*Problem:* Look for the word "системе" in each line and report the count of matching lines, with nothing added.
**** Records supplied ****
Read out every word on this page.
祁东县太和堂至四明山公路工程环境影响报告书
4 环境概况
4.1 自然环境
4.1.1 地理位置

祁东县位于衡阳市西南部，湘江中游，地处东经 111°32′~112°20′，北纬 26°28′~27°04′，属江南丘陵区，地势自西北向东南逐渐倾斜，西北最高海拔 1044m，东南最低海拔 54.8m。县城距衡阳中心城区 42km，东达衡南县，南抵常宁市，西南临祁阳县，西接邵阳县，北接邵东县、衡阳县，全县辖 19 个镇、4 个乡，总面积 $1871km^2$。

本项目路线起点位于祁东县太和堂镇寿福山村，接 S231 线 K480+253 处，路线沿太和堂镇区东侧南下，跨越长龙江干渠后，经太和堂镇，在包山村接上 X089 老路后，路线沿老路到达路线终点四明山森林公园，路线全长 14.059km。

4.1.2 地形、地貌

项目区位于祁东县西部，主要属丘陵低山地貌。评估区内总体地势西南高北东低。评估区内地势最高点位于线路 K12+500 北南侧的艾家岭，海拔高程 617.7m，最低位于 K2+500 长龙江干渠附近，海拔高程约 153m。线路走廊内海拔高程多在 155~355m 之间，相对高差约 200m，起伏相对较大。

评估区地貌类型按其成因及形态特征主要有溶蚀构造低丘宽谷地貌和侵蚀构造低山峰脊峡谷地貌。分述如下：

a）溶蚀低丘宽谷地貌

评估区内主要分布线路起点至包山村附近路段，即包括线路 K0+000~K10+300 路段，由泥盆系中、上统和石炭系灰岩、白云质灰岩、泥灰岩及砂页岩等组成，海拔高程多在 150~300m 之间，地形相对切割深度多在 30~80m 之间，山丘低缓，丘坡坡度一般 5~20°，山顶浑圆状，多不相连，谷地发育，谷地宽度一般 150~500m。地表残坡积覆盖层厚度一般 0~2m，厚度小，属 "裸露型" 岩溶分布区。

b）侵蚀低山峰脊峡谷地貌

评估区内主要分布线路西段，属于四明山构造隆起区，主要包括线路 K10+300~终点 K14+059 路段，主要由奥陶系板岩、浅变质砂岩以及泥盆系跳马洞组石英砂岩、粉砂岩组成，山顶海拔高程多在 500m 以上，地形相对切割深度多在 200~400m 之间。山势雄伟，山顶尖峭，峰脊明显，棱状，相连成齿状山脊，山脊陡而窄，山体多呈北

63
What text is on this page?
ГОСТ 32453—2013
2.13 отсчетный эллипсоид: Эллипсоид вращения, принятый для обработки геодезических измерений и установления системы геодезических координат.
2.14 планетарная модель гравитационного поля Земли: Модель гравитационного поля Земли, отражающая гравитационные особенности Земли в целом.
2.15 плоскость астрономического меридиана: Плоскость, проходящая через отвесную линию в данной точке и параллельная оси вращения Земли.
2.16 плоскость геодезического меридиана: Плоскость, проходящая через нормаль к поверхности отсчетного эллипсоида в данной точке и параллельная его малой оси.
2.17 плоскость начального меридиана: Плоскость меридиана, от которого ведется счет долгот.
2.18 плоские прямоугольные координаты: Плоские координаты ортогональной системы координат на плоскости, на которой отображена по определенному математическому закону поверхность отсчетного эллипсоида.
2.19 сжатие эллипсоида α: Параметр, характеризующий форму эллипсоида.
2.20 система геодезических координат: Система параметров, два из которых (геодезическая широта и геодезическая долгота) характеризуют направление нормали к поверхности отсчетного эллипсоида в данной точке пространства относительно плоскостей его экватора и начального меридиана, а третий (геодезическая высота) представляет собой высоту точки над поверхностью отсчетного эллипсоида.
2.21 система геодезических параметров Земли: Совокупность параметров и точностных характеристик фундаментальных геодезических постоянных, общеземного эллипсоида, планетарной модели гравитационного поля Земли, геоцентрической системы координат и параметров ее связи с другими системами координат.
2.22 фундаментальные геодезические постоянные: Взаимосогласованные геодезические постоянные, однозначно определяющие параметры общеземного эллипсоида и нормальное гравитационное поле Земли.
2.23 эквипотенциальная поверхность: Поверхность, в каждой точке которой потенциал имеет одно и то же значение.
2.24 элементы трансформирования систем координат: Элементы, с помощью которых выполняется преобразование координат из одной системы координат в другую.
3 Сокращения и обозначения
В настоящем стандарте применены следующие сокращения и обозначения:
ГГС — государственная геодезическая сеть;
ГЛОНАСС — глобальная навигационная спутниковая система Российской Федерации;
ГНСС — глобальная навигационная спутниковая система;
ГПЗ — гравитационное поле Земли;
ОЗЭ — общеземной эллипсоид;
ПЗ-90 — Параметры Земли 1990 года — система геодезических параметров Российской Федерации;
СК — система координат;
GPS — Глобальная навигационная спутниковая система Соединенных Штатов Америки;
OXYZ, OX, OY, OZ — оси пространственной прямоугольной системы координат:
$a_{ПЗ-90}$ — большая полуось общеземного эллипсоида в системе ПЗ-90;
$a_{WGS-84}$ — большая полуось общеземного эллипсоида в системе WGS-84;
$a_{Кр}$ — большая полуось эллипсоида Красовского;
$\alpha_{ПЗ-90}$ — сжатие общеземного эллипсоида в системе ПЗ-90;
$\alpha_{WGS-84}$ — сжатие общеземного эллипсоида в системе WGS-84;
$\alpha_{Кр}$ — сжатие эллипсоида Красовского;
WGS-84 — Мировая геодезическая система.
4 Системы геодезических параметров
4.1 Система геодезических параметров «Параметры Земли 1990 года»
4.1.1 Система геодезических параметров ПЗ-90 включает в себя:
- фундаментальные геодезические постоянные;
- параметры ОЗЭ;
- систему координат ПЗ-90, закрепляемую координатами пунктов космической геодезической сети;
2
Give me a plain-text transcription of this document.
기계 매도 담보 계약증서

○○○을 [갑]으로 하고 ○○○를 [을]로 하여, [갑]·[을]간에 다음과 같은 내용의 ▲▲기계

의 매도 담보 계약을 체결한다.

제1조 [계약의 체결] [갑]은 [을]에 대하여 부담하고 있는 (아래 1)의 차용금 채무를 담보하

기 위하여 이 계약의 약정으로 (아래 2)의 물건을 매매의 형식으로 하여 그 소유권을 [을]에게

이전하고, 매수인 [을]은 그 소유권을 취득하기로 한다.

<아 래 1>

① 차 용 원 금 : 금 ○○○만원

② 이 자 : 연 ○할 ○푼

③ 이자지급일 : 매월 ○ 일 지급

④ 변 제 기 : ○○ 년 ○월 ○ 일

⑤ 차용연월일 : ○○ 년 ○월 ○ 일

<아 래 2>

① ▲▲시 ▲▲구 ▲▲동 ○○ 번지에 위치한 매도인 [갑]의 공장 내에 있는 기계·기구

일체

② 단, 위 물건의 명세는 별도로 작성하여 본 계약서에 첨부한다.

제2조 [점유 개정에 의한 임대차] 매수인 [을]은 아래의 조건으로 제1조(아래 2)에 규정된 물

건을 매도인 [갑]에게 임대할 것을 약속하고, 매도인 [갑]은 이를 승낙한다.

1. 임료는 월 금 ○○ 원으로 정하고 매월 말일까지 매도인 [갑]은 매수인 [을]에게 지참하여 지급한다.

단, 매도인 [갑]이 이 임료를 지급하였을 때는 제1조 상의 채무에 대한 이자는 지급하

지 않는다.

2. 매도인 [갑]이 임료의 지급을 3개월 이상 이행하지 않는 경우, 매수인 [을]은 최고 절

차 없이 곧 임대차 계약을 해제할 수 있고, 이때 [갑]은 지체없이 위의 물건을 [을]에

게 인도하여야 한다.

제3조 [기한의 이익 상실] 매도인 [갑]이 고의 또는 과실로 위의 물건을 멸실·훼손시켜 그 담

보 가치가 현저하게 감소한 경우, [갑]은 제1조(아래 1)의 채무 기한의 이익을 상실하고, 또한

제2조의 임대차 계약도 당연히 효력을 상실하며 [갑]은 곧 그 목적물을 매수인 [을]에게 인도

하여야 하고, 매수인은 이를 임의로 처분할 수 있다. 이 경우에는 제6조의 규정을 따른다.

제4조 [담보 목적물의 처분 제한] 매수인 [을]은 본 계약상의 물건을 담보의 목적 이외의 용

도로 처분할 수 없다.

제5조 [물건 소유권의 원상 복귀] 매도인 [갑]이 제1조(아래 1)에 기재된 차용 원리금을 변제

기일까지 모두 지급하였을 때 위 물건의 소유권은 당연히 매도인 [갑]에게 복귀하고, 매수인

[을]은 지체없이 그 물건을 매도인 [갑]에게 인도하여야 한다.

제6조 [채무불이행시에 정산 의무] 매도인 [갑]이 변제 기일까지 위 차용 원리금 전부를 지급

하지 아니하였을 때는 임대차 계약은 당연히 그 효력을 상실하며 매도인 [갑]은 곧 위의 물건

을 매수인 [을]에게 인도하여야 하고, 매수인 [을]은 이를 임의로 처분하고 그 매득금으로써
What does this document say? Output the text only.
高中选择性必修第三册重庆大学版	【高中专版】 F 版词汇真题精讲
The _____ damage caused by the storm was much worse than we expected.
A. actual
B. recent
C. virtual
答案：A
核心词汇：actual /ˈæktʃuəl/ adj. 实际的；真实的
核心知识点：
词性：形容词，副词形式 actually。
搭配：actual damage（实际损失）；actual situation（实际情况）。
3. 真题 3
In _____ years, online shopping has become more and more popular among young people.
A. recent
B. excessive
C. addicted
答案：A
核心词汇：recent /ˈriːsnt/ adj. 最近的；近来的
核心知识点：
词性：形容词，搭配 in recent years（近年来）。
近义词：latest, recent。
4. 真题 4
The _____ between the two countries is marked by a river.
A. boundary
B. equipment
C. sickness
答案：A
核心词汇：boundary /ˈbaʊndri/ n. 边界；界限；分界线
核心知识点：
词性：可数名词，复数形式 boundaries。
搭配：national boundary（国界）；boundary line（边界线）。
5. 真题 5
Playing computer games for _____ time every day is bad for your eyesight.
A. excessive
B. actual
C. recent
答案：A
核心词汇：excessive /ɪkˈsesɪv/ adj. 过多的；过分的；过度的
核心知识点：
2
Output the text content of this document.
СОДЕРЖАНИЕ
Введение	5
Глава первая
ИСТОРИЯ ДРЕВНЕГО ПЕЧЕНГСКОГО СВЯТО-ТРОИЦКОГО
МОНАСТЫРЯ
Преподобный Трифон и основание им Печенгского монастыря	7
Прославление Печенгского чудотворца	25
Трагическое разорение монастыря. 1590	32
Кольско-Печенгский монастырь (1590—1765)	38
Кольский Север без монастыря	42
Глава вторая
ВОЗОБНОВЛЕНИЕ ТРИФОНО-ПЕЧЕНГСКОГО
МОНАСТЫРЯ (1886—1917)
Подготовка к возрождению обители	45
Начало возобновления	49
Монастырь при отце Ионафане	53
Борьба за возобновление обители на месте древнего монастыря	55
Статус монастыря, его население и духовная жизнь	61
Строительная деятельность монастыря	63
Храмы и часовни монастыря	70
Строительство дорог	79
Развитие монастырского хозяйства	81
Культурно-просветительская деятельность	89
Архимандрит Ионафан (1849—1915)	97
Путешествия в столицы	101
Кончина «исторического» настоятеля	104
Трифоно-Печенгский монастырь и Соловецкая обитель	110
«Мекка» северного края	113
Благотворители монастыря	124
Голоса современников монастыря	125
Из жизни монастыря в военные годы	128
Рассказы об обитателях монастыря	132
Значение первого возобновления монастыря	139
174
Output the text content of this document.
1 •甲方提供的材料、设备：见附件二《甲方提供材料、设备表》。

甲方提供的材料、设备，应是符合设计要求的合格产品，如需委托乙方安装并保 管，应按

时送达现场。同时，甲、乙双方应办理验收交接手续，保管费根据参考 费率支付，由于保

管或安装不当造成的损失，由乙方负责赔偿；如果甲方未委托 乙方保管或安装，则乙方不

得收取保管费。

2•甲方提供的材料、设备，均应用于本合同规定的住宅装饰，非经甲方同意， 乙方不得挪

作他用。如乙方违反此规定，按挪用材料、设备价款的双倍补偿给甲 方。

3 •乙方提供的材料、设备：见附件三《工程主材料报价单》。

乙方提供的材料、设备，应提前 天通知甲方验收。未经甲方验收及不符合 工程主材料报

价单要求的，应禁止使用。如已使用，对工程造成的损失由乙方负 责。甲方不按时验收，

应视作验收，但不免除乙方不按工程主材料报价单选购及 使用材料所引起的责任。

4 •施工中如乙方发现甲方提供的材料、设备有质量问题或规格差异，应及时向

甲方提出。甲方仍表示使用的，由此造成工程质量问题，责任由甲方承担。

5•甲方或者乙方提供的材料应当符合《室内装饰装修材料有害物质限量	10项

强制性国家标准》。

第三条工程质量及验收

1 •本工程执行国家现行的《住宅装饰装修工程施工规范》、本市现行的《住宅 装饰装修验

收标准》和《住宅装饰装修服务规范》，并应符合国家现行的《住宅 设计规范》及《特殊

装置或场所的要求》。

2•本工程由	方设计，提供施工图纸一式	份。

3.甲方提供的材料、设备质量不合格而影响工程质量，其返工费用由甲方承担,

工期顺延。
****
*Exercise response:* 4